### Task
Pull out every line from the listing that has the word "expres".

══════

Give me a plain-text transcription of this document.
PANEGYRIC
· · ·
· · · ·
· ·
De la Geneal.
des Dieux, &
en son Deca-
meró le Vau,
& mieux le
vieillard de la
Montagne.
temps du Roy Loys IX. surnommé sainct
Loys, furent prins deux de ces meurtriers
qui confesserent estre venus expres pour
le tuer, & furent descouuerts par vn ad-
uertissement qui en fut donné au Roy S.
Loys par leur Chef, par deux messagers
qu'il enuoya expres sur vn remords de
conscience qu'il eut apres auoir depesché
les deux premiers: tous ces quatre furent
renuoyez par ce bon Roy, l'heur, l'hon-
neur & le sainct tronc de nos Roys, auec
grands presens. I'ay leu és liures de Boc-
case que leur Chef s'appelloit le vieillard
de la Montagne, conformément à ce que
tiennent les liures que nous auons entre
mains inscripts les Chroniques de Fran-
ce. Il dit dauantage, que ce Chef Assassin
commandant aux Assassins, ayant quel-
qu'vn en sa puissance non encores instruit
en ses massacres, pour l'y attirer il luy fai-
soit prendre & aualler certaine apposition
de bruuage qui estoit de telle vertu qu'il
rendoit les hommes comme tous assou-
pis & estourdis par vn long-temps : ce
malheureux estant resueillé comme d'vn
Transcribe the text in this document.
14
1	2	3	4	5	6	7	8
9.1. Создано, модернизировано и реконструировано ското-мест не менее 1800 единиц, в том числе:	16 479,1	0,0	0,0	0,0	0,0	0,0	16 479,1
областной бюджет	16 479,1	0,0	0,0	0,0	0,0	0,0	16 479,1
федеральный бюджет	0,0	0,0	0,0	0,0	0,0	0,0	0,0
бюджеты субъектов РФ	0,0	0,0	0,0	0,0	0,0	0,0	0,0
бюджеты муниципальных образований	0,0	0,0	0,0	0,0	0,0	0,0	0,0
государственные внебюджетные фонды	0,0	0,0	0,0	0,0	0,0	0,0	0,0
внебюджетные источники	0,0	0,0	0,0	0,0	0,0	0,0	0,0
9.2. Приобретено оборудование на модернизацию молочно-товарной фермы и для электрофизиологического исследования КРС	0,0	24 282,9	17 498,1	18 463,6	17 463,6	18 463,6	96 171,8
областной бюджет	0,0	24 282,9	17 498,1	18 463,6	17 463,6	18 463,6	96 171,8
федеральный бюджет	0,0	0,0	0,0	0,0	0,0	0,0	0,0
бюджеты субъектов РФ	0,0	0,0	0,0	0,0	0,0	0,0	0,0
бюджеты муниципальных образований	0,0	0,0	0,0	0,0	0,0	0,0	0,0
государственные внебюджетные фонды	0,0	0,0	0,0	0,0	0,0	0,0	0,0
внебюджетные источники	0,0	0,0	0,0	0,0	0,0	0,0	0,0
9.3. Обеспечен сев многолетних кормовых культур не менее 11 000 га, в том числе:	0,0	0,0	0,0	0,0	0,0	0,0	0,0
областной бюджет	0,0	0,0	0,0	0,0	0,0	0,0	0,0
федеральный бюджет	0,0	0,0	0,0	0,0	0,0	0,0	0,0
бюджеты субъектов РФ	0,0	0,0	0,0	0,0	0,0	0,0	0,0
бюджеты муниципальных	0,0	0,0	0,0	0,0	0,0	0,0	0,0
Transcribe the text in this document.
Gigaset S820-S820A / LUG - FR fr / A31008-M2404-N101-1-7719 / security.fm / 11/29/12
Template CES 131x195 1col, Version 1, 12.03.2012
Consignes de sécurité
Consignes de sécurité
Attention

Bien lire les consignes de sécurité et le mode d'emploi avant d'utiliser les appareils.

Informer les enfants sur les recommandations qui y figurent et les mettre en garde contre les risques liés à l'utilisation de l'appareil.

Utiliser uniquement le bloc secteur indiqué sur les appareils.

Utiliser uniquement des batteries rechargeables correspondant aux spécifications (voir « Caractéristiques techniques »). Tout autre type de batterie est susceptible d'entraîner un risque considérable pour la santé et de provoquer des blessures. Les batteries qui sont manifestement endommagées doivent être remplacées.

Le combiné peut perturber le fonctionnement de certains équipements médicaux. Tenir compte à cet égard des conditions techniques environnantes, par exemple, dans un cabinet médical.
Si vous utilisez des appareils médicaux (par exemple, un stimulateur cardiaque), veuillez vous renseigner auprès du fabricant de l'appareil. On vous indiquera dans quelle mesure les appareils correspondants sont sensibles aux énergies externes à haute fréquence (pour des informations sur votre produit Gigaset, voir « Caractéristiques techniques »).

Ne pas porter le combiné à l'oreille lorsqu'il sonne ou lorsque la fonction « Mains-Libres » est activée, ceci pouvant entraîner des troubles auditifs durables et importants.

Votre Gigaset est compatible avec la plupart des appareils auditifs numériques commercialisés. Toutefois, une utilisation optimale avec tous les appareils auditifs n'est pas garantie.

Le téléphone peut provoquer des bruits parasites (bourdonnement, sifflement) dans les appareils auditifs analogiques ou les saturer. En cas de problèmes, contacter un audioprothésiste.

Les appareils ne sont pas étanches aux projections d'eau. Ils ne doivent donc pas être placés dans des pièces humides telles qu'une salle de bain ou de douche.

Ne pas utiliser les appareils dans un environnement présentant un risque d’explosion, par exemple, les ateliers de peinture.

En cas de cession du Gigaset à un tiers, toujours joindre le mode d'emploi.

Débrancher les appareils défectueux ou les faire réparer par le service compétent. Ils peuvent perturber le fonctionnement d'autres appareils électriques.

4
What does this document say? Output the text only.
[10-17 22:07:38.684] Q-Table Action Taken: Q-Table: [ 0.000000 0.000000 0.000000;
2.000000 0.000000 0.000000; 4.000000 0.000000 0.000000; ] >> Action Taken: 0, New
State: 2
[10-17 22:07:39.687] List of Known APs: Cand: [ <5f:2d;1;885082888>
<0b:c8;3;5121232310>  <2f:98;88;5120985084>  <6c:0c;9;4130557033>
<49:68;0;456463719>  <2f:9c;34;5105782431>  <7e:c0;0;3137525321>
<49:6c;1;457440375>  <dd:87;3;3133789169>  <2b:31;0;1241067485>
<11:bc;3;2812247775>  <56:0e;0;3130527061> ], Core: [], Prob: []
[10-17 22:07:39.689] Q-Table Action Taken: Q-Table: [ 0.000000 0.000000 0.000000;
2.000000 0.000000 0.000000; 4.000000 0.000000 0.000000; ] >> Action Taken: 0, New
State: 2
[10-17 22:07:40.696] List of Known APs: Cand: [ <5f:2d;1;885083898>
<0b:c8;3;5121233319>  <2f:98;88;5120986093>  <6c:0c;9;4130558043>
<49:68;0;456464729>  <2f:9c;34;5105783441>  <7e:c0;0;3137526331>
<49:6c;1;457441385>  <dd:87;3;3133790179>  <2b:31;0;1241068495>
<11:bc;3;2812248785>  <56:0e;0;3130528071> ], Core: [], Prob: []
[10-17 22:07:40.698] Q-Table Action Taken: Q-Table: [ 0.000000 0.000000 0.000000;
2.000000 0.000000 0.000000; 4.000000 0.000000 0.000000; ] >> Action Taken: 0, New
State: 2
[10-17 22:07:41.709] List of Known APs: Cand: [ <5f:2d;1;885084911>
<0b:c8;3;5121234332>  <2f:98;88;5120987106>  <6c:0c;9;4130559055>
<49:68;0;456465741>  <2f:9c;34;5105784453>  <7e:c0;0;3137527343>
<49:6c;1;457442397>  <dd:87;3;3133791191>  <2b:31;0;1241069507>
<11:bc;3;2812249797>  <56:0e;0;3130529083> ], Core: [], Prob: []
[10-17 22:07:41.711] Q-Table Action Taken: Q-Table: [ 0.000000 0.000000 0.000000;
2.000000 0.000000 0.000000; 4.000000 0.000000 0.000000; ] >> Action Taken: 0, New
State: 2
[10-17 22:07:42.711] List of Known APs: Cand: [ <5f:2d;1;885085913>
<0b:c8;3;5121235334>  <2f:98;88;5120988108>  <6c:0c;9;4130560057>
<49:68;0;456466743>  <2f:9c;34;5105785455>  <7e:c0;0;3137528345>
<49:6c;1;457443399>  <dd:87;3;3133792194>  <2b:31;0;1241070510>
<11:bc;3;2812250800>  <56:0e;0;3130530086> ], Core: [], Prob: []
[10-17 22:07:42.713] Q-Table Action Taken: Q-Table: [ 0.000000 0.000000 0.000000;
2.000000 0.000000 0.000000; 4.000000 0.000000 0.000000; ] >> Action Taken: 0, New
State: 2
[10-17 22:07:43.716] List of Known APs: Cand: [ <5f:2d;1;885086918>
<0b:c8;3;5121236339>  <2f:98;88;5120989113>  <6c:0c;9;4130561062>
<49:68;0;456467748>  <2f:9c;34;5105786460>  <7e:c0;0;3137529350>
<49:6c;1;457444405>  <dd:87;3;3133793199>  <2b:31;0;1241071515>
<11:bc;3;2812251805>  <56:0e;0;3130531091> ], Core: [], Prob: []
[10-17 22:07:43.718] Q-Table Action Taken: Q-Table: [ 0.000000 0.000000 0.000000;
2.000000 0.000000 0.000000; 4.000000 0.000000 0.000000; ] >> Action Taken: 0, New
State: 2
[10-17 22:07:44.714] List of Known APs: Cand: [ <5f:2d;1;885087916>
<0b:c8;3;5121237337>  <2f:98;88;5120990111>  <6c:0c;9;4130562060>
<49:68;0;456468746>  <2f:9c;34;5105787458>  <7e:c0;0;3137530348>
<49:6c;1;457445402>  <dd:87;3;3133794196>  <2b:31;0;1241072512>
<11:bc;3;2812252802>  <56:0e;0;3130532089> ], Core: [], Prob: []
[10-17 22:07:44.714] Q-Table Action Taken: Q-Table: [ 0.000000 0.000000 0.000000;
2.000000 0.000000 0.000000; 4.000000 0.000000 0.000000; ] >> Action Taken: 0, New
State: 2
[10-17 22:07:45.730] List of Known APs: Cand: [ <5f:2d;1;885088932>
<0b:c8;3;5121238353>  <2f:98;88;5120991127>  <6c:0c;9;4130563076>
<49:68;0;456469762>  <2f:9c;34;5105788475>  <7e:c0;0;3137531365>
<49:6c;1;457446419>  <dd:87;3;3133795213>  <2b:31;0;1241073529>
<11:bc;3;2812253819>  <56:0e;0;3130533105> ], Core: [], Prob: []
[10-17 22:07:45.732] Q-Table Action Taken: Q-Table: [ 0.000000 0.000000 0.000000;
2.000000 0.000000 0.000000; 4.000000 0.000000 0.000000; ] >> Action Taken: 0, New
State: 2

══════

### Reply to the task
qui confesserent estre venus expres pour
qu'il enuoya expres sur vn remords de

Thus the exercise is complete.